Stored data:
* Begin *

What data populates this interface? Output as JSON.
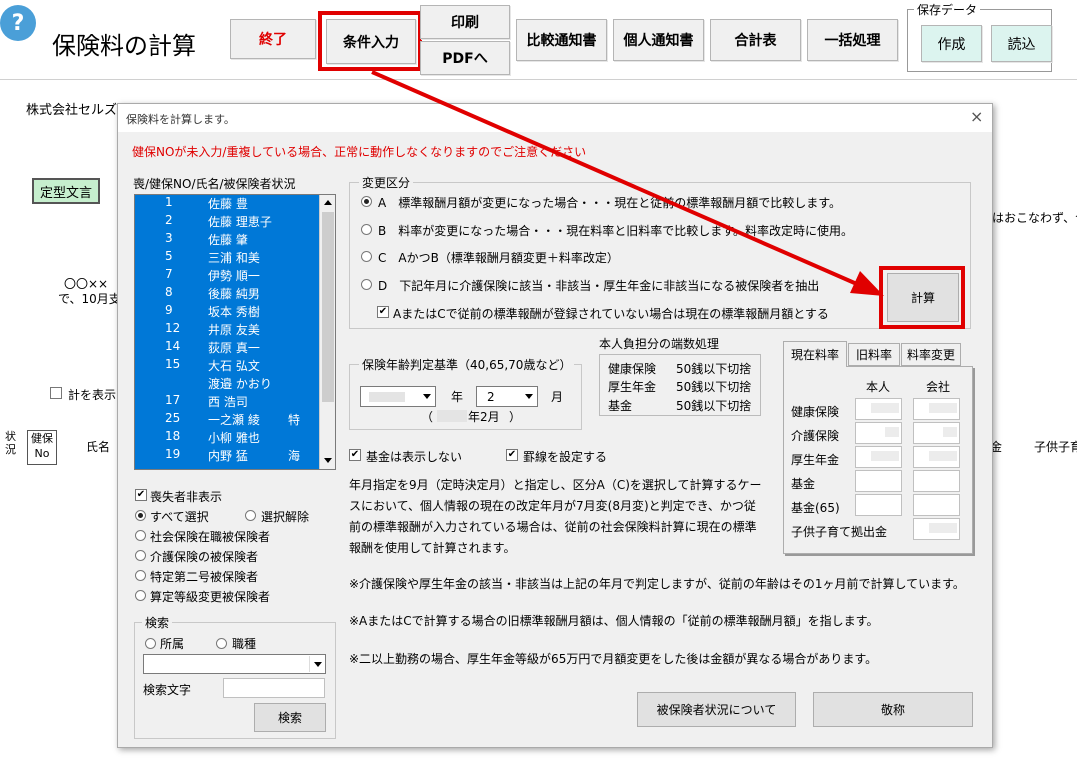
{
  "header": {
    "help_glyph": "?",
    "title": "保険料の計算",
    "buttons": {
      "exit": "終了",
      "condition": "条件入力",
      "print": "印刷",
      "pdf": "PDFへ",
      "compare": "比較通知書",
      "personal": "個人通知書",
      "total": "合計表",
      "batch": "一括処理"
    },
    "save_group": {
      "label": "保存データ",
      "create": "作成",
      "load": "読込"
    }
  },
  "background": {
    "company": "株式会社セルズ",
    "template_btn": "定型文言",
    "text1": "〇〇××",
    "text2": "で、10月支",
    "text_right": "はおこなわず、合",
    "chk_label": "計を表示し",
    "col_status": "状況",
    "col_no_1": "健保",
    "col_no_2": "No",
    "col_name": "氏名",
    "col_right1": "金",
    "col_right2": "子供子育"
  },
  "dialog": {
    "title": "保険料を計算します。",
    "close": "×",
    "warning": "健保NOが未入力/重複している場合、正常に動作しなくなりますのでご注意ください",
    "list_header": "喪/健保NO/氏名/被保険者状況",
    "list": [
      {
        "no": "1",
        "name": "佐藤 豊",
        "status": ""
      },
      {
        "no": "2",
        "name": "佐藤 理恵子",
        "status": ""
      },
      {
        "no": "3",
        "name": "佐藤 肇",
        "status": ""
      },
      {
        "no": "5",
        "name": "三浦 和美",
        "status": ""
      },
      {
        "no": "7",
        "name": "伊勢 順一",
        "status": ""
      },
      {
        "no": "8",
        "name": "後藤 純男",
        "status": ""
      },
      {
        "no": "9",
        "name": "坂本 秀樹",
        "status": ""
      },
      {
        "no": "12",
        "name": "井原 友美",
        "status": ""
      },
      {
        "no": "14",
        "name": "荻原 真一",
        "status": ""
      },
      {
        "no": "15",
        "name": "大石 弘文",
        "status": ""
      },
      {
        "no": "",
        "name": "渡邉 かおり",
        "status": ""
      },
      {
        "no": "17",
        "name": "西 浩司",
        "status": ""
      },
      {
        "no": "25",
        "name": "一之瀬 綾",
        "status": "特"
      },
      {
        "no": "18",
        "name": "小柳 雅也",
        "status": ""
      },
      {
        "no": "19",
        "name": "内野 猛",
        "status": "海"
      }
    ],
    "hide_lost": "喪失者非表示",
    "select_all": "すべて選択",
    "deselect": "選択解除",
    "filters": [
      "社会保険在職被保険者",
      "介護保険の被保険者",
      "特定第二号被保険者",
      "算定等級変更被保険者"
    ],
    "search": {
      "label": "検索",
      "dept": "所属",
      "job": "職種",
      "text_label": "検索文字",
      "button": "検索"
    },
    "change": {
      "label": "変更区分",
      "a": "A　標準報酬月額が変更になった場合・・・現在と従前の標準報酬月額で比較します。",
      "b": "B　料率が変更になった場合・・・現在料率と旧料率で比較します。料率改定時に使用。",
      "c": "C　AかつB（標準報酬月額変更＋料率改定）",
      "d": "D　下記年月に介護保険に該当・非該当・厚生年金に非該当になる被保険者を抽出",
      "note": "AまたはCで従前の標準報酬が登録されていない場合は現在の標準報酬月額とする"
    },
    "calc": "計算",
    "age": {
      "label": "保険年齢判定基準（40,65,70歳など）",
      "year_unit": "年",
      "month_value": "2",
      "month_unit": "月",
      "sub_open": "（",
      "sub_value": "年2月",
      "sub_close": "）"
    },
    "rounding": {
      "label": "本人負担分の端数処理",
      "rows": [
        {
          "name": "健康保険",
          "value": "50銭以下切捨"
        },
        {
          "name": "厚生年金",
          "value": "50銭以下切捨"
        },
        {
          "name": "基金",
          "value": "50銭以下切捨"
        }
      ]
    },
    "rates": {
      "tabs": [
        "現在料率",
        "旧料率",
        "料率変更"
      ],
      "col_person": "本人",
      "col_company": "会社",
      "rows": [
        "健康保険",
        "介護保険",
        "厚生年金",
        "基金",
        "基金(65)"
      ],
      "child": "子供子育て拠出金"
    },
    "opt_hide_fund": "基金は表示しない",
    "opt_lines": "罫線を設定する",
    "explain": [
      "年月指定を9月（定時決定月）と指定し、区分A（C)を選択して計算するケー",
      "スにおいて、個人情報の現在の改定年月が7月変(8月変)と判定でき、かつ従",
      "前の標準報酬が入力されている場合は、従前の社会保険料計算に現在の標準",
      "報酬を使用して計算されます。"
    ],
    "note1": "※介護保険や厚生年金の該当・非該当は上記の年月で判定しますが、従前の年齢はその1ヶ月前で計算しています。",
    "note2": "※AまたはCで計算する場合の旧標準報酬月額は、個人情報の「従前の標準報酬月額」を指します。",
    "note3": "※二以上勤務の場合、厚生年金等級が65万円で月額変更をした後は金額が異なる場合があります。",
    "status_btn": "被保険者状況について",
    "close_btn": "敬称"
  },
  "colors": {
    "highlight": "#e00000",
    "selection": "#0078d7",
    "warning": "#e00000",
    "save_btn": "#dcf4ef",
    "template_btn": "#c6efce"
  }
}
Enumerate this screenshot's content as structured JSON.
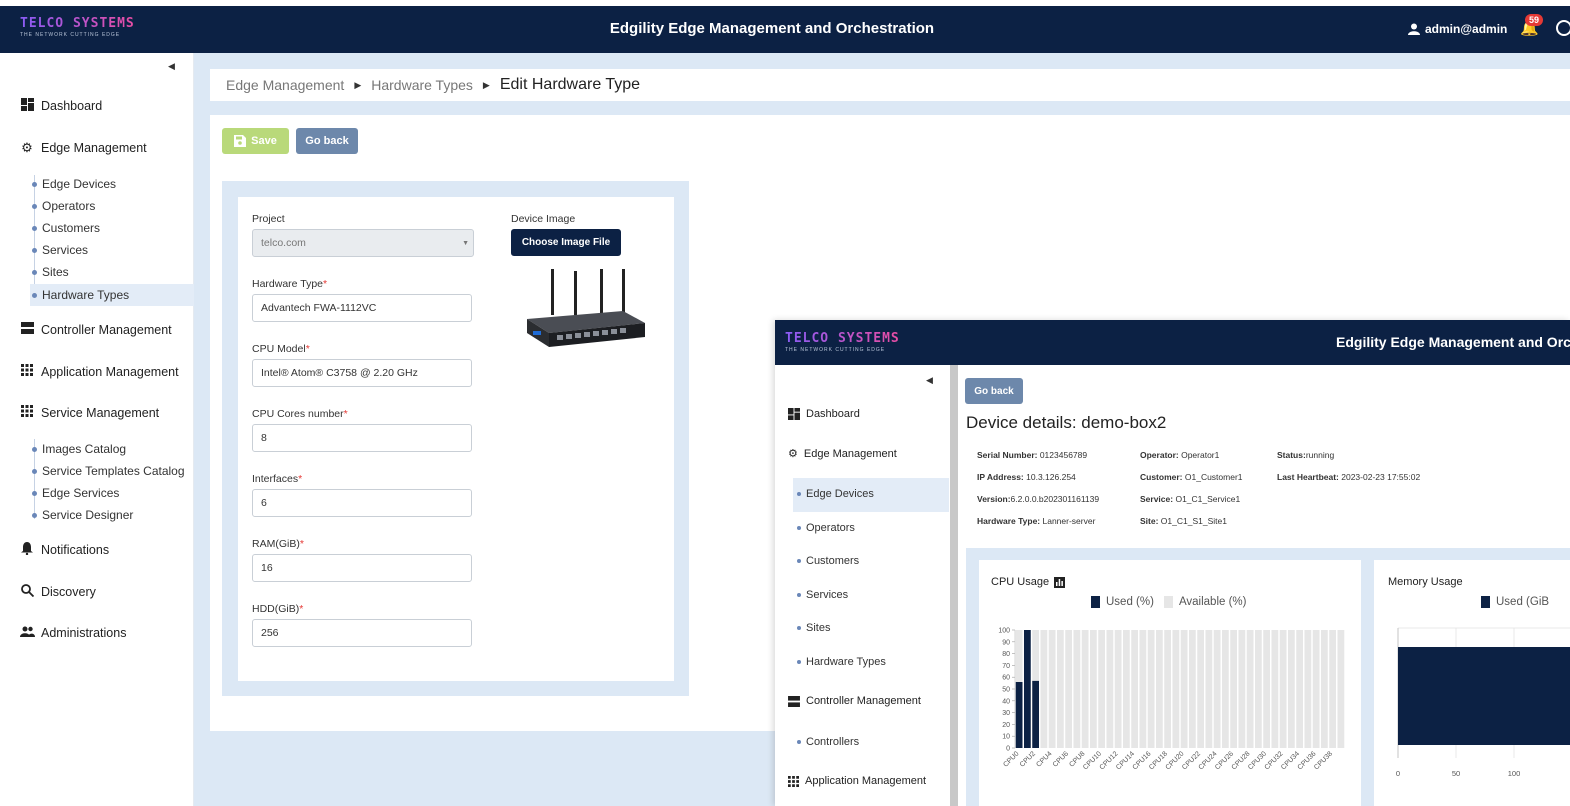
{
  "app": {
    "logo_main": "TELCO SYSTEMS",
    "logo_sub": "THE NETWORK CUTTING EDGE",
    "title": "Edgility Edge Management and Orchestration",
    "user": "admin@admin",
    "notifications_count": "59"
  },
  "sidebar": {
    "sections": [
      {
        "label": "Dashboard"
      },
      {
        "label": "Edge Management"
      },
      {
        "label": "Controller Management"
      },
      {
        "label": "Application Management"
      },
      {
        "label": "Service Management"
      },
      {
        "label": "Notifications"
      },
      {
        "label": "Discovery"
      },
      {
        "label": "Administrations"
      }
    ],
    "edge_items": [
      "Edge Devices",
      "Operators",
      "Customers",
      "Services",
      "Sites",
      "Hardware Types"
    ],
    "service_items": [
      "Images Catalog",
      "Service Templates Catalog",
      "Edge Services",
      "Service Designer"
    ],
    "active_item": "Hardware Types"
  },
  "breadcrumb": {
    "items": [
      "Edge Management",
      "Hardware Types"
    ],
    "current": "Edit Hardware Type"
  },
  "toolbar": {
    "save_label": "Save",
    "back_label": "Go back"
  },
  "form": {
    "project_label": "Project",
    "project_value": "telco.com",
    "device_image_label": "Device Image",
    "choose_image_label": "Choose Image File",
    "hardware_type_label": "Hardware Type",
    "hardware_type_value": "Advantech FWA-1112VC",
    "cpu_model_label": "CPU Model",
    "cpu_model_value": "Intel® Atom® C3758 @ 2.20 GHz",
    "cpu_cores_label": "CPU Cores number",
    "cpu_cores_value": "8",
    "interfaces_label": "Interfaces",
    "interfaces_value": "6",
    "ram_label": "RAM(GiB)",
    "ram_value": "16",
    "hdd_label": "HDD(GiB)",
    "hdd_value": "256",
    "required_mark": "*"
  },
  "overlay": {
    "title": "Edgility Edge Management and Orche",
    "back_label": "Go back",
    "nav": {
      "dashboard": "Dashboard",
      "edge_management": "Edge Management",
      "edge_items": [
        "Edge Devices",
        "Operators",
        "Customers",
        "Services",
        "Sites",
        "Hardware Types"
      ],
      "controller_management": "Controller Management",
      "controllers": "Controllers",
      "application_management": "Application Management"
    },
    "device_title": "Device details: demo-box2",
    "details": {
      "serial_label": "Serial Number:",
      "serial": " 0123456789",
      "ip_label": "IP Address:",
      "ip": " 10.3.126.254",
      "version_label": "Version:",
      "version": "6.2.0.0.b202301161139",
      "hwtype_label": "Hardware Type:",
      "hwtype": " Lanner-server",
      "operator_label": "Operator:",
      "operator": " Operator1",
      "customer_label": "Customer:",
      "customer": " O1_Customer1",
      "service_label": "Service:",
      "service": " O1_C1_Service1",
      "site_label": "Site:",
      "site": " O1_C1_S1_Site1",
      "status_label": "Status:",
      "status": "running",
      "heartbeat_label": "Last Heartbeat:",
      "heartbeat": " 2023-02-23 17:55:02"
    },
    "cpu_title": "CPU Usage",
    "mem_title": "Memory Usage",
    "mem_legend_used": "Used (GiB"
  },
  "chart_data": [
    {
      "type": "bar",
      "title": "CPU Usage",
      "legend": [
        "Used (%)",
        "Available (%)"
      ],
      "legend_placement": "top-center",
      "ylim": [
        0,
        100
      ],
      "yticks": [
        0,
        10,
        20,
        30,
        40,
        50,
        60,
        70,
        80,
        90,
        100
      ],
      "categories": [
        "CPU0",
        "CPU1",
        "CPU2",
        "CPU3",
        "CPU4",
        "CPU5",
        "CPU6",
        "CPU7",
        "CPU8",
        "CPU9",
        "CPU10",
        "CPU11",
        "CPU12",
        "CPU13",
        "CPU14",
        "CPU15",
        "CPU16",
        "CPU17",
        "CPU18",
        "CPU19",
        "CPU20",
        "CPU21",
        "CPU22",
        "CPU23",
        "CPU24",
        "CPU25",
        "CPU26",
        "CPU27",
        "CPU28",
        "CPU29",
        "CPU30",
        "CPU31",
        "CPU32",
        "CPU33",
        "CPU34",
        "CPU35",
        "CPU36",
        "CPU37",
        "CPU38",
        "CPU39"
      ],
      "tick_labels": [
        "CPU0",
        "CPU2",
        "CPU4",
        "CPU6",
        "CPU8",
        "CPU10",
        "CPU12",
        "CPU14",
        "CPU16",
        "CPU18",
        "CPU20",
        "CPU22",
        "CPU24",
        "CPU26",
        "CPU28",
        "CPU30",
        "CPU32",
        "CPU34",
        "CPU36",
        "CPU38"
      ],
      "stacked": true,
      "series": [
        {
          "name": "Used (%)",
          "color": "#0c2144",
          "values": [
            56,
            100,
            57,
            0,
            0,
            0,
            0,
            0,
            0,
            0,
            0,
            0,
            0,
            0,
            0,
            0,
            0,
            0,
            0,
            0,
            0,
            0,
            0,
            0,
            0,
            0,
            0,
            0,
            0,
            0,
            0,
            0,
            0,
            0,
            0,
            0,
            0,
            0,
            0,
            0
          ]
        },
        {
          "name": "Available (%)",
          "color": "#e6e6e6",
          "values": [
            44,
            0,
            43,
            100,
            100,
            100,
            100,
            100,
            100,
            100,
            100,
            100,
            100,
            100,
            100,
            100,
            100,
            100,
            100,
            100,
            100,
            100,
            100,
            100,
            100,
            100,
            100,
            100,
            100,
            100,
            100,
            100,
            100,
            100,
            100,
            100,
            100,
            100,
            100,
            100
          ]
        }
      ]
    },
    {
      "type": "bar",
      "orientation": "horizontal",
      "title": "Memory Usage",
      "legend": [
        "Used (GiB"
      ],
      "xticks": [
        0,
        50,
        100
      ],
      "series": [
        {
          "name": "Used (GiB",
          "color": "#0c2144",
          "values": [
            180
          ]
        }
      ]
    }
  ]
}
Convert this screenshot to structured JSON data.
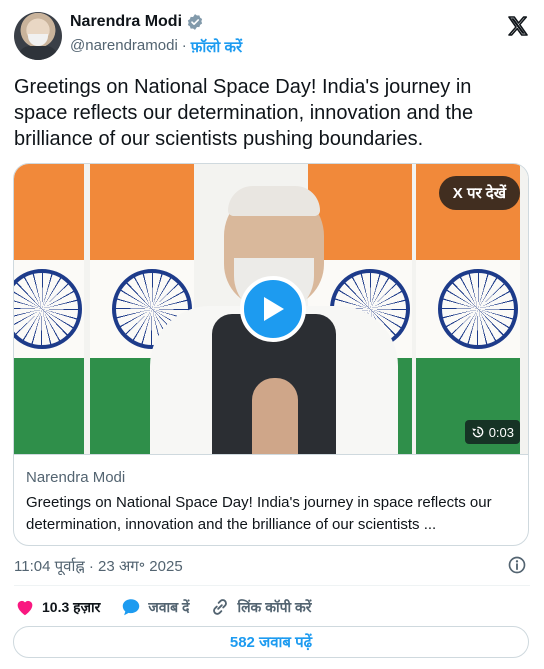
{
  "author": {
    "name": "Narendra Modi",
    "handle": "@narendramodi",
    "separator": "·",
    "follow_label": "फ़ॉलो करें"
  },
  "tweet": {
    "text": "Greetings on National Space Day! India's journey in space reflects our determination, innovation and the brilliance of our scientists pushing boundaries."
  },
  "media": {
    "watch_on_x_label": "X पर देखें",
    "duration": "0:03"
  },
  "card": {
    "author": "Narendra Modi",
    "description": "Greetings on National Space Day! India's journey in space reflects our determination, innovation and the brilliance of our scientists ..."
  },
  "meta": {
    "timestamp": "11:04 पूर्वाह्न · 23 अग॰ 2025"
  },
  "actions": {
    "likes": "10.3 हज़ार",
    "reply_label": "जवाब दें",
    "copy_link_label": "लिंक कॉपी करें"
  },
  "replies_button": "582 जवाब पढ़ें",
  "colors": {
    "accent": "#1d9bf0",
    "like": "#f91880",
    "text": "#0f1419",
    "muted": "#536471"
  },
  "icons": [
    "verified-badge-icon",
    "x-logo-icon",
    "play-icon",
    "replay-icon",
    "info-icon",
    "heart-icon",
    "reply-bubble-icon",
    "link-icon"
  ]
}
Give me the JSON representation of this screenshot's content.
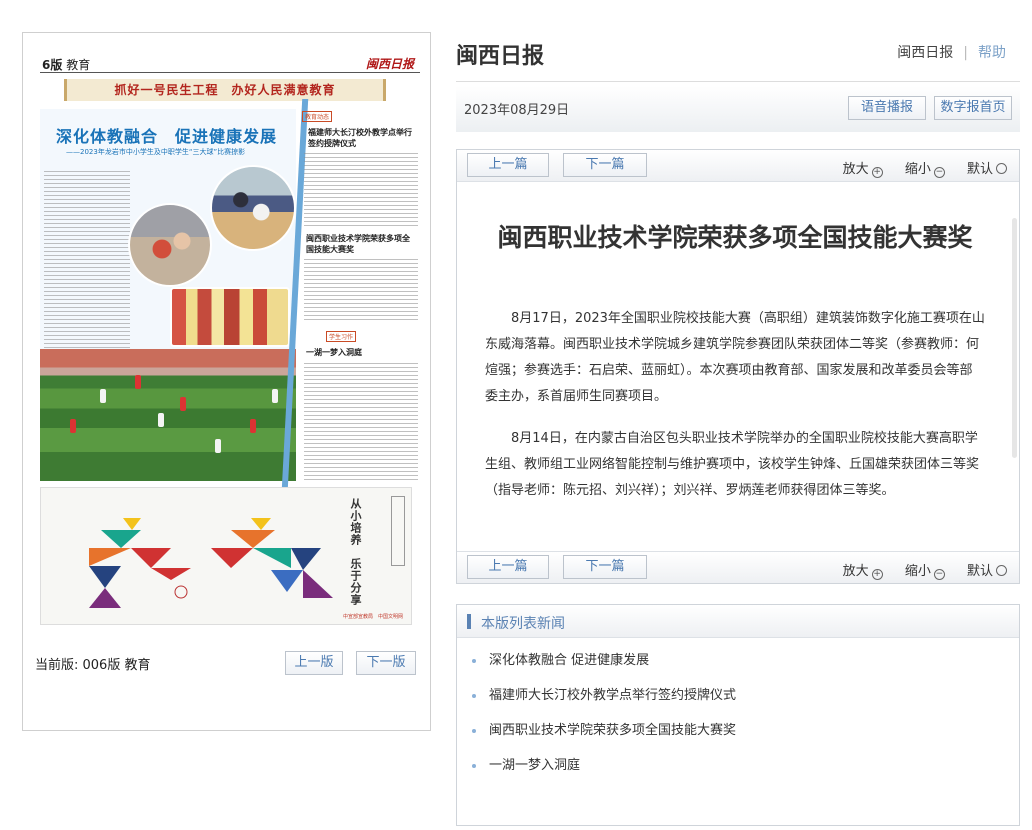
{
  "newspaper": {
    "edition_label": "6版",
    "section": "教育",
    "logo": "闽西日报",
    "banner": "抓好一号民生工程　办好人民满意教育",
    "main_headline": "深化体教融合　促进健康发展",
    "main_subhead": "——2023年龙岩市中小学生及中职学生“三大球”比赛掠影",
    "side_tag1": "教育动态",
    "side_headline1": "福建师大长汀校外教学点举行签约授牌仪式",
    "side_headline2": "闽西职业技术学院荣获多项全国技能大赛奖",
    "side_tag2": "学生习作",
    "side_headline3": "一湖一梦入洞庭",
    "ad_slogan": "从小培养　乐于分享",
    "ad_footer": "中宣部宣教局　中国文明网"
  },
  "left_footer": {
    "current_edition": "当前版: 006版 教育",
    "prev_edition": "上一版",
    "next_edition": "下一版"
  },
  "header": {
    "site_title": "闽西日报",
    "link_paper": "闽西日报",
    "link_help": "帮助"
  },
  "date_bar": {
    "date": "2023年08月29日",
    "voice_button": "语音播报",
    "home_button": "数字报首页"
  },
  "article_nav": {
    "prev": "上一篇",
    "next": "下一篇",
    "zoom_in": "放大",
    "zoom_out": "缩小",
    "default": "默认"
  },
  "article": {
    "title": "闽西职业技术学院荣获多项全国技能大赛奖",
    "paragraphs": [
      "8月17日，2023年全国职业院校技能大赛（高职组）建筑装饰数字化施工赛项在山东威海落幕。闽西职业技术学院城乡建筑学院参赛团队荣获团体二等奖（参赛教师：何煊强；参赛选手：石启荣、蓝丽虹）。本次赛项由教育部、国家发展和改革委员会等部委主办，系首届师生同赛项目。",
      "8月14日，在内蒙古自治区包头职业技术学院举办的全国职业院校技能大赛高职学生组、教师组工业网络智能控制与维护赛项中，该校学生钟烽、丘国雄荣获团体三等奖（指导老师：陈元招、刘兴祥）；刘兴祥、罗炳莲老师获得团体三等奖。"
    ]
  },
  "news_list": {
    "title": "本版列表新闻",
    "items": [
      "深化体教融合 促进健康发展",
      "福建师大长汀校外教学点举行签约授牌仪式",
      "闽西职业技术学院荣获多项全国技能大赛奖",
      "一湖一梦入洞庭"
    ]
  },
  "colors": {
    "accent": "#5a82b3",
    "link_blue": "#4a79b0",
    "headline_blue": "#1a73b8",
    "banner_red": "#b3261e"
  }
}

* End *

EXERCISE REQUIREMENTS:
Of all the lines in the data above, state how many include "innovation". Say only the number.

FULL RESPONSE:
2